:: Your task ::
Skip the pictures and repeat each line of the data exactly.

━━ Information shown

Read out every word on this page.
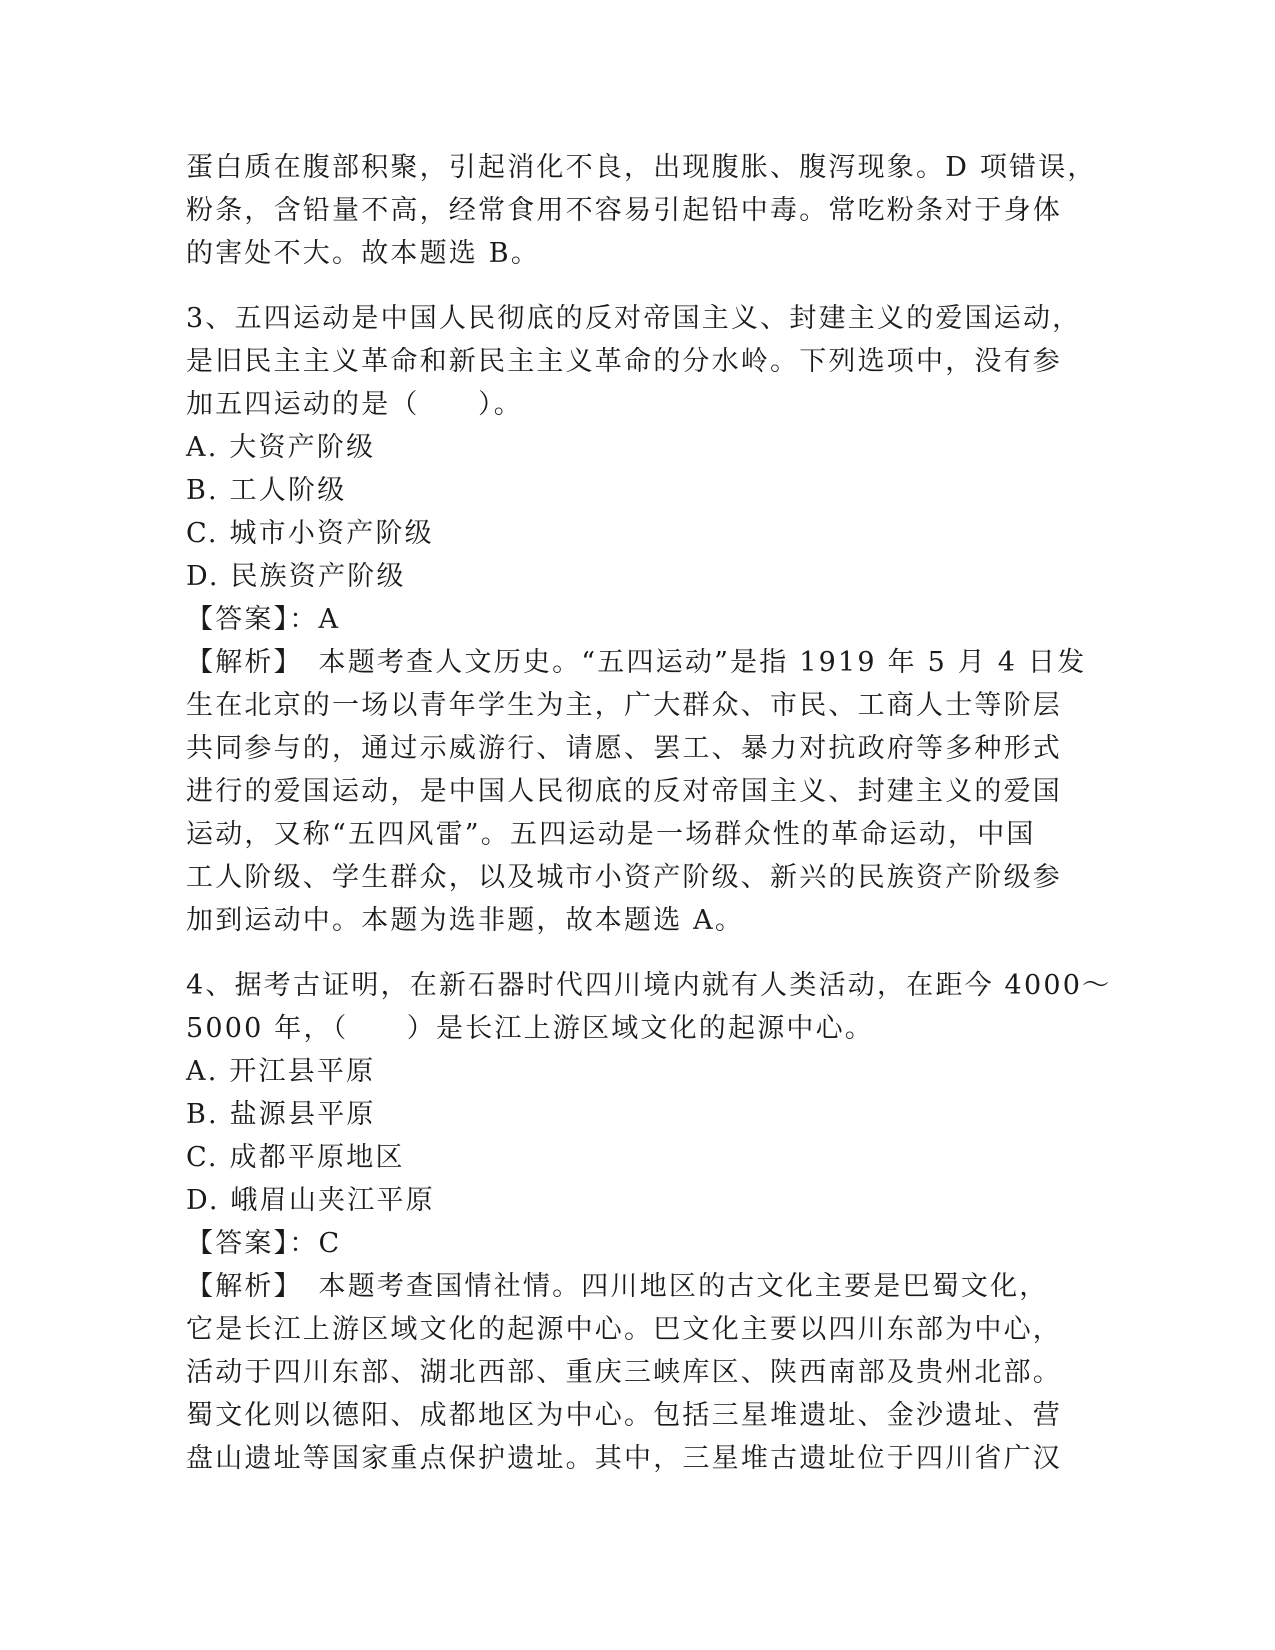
蛋白质在腹部积聚，引起消化不良，出现腹胀、腹泻现象。D 项错误，
粉条，含铅量不高，经常食用不容易引起铅中毒。常吃粉条对于身体
的害处不大。故本题选 B。
3、五四运动是中国人民彻底的反对帝国主义、封建主义的爱国运动，
是旧民主主义革命和新民主主义革命的分水岭。下列选项中，没有参
加五四运动的是（　　）。
A. 大资产阶级
B. 工人阶级
C. 城市小资产阶级
D. 民族资产阶级
【答案】：A
【解析】　本题考查人文历史。“五四运动”是指 1919 年 5 月 4 日发
生在北京的一场以青年学生为主，广大群众、市民、工商人士等阶层
共同参与的，通过示威游行、请愿、罢工、暴力对抗政府等多种形式
进行的爱国运动，是中国人民彻底的反对帝国主义、封建主义的爱国
运动，又称“五四风雷”。五四运动是一场群众性的革命运动，中国
工人阶级、学生群众，以及城市小资产阶级、新兴的民族资产阶级参
加到运动中。本题为选非题，故本题选 A。
4、据考古证明，在新石器时代四川境内就有人类活动，在距今 4000～
5000 年，（　　）是长江上游区域文化的起源中心。
A. 开江县平原
B. 盐源县平原
C. 成都平原地区
D. 峨眉山夹江平原
【答案】：C
【解析】　本题考查国情社情。四川地区的古文化主要是巴蜀文化，
它是长江上游区域文化的起源中心。巴文化主要以四川东部为中心，
活动于四川东部、湖北西部、重庆三峡库区、陕西南部及贵州北部。
蜀文化则以德阳、成都地区为中心。包括三星堆遗址、金沙遗址、营
盘山遗址等国家重点保护遗址。其中，三星堆古遗址位于四川省广汉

━━━━

:: Exercise answer ::
Read out every word on this page.
蛋白质在腹部积聚，引起消化不良，出现腹胀、腹泻现象。D 项错误，
粉条，含铅量不高，经常食用不容易引起铅中毒。常吃粉条对于身体
的害处不大。故本题选 B。
3、五四运动是中国人民彻底的反对帝国主义、封建主义的爱国运动，
是旧民主主义革命和新民主主义革命的分水岭。下列选项中，没有参
加五四运动的是（　　）。
A. 大资产阶级
B. 工人阶级
C. 城市小资产阶级
D. 民族资产阶级
【答案】：A
【解析】　本题考查人文历史。“五四运动”是指 1919 年 5 月 4 日发
生在北京的一场以青年学生为主，广大群众、市民、工商人士等阶层
共同参与的，通过示威游行、请愿、罢工、暴力对抗政府等多种形式
进行的爱国运动，是中国人民彻底的反对帝国主义、封建主义的爱国
运动，又称“五四风雷”。五四运动是一场群众性的革命运动，中国
工人阶级、学生群众，以及城市小资产阶级、新兴的民族资产阶级参
加到运动中。本题为选非题，故本题选 A。
4、据考古证明，在新石器时代四川境内就有人类活动，在距今 4000～
5000 年，（　　）是长江上游区域文化的起源中心。
A. 开江县平原
B. 盐源县平原
C. 成都平原地区
D. 峨眉山夹江平原
【答案】：C
【解析】　本题考查国情社情。四川地区的古文化主要是巴蜀文化，
它是长江上游区域文化的起源中心。巴文化主要以四川东部为中心，
活动于四川东部、湖北西部、重庆三峡库区、陕西南部及贵州北部。
蜀文化则以德阳、成都地区为中心。包括三星堆遗址、金沙遗址、营
盘山遗址等国家重点保护遗址。其中，三星堆古遗址位于四川省广汉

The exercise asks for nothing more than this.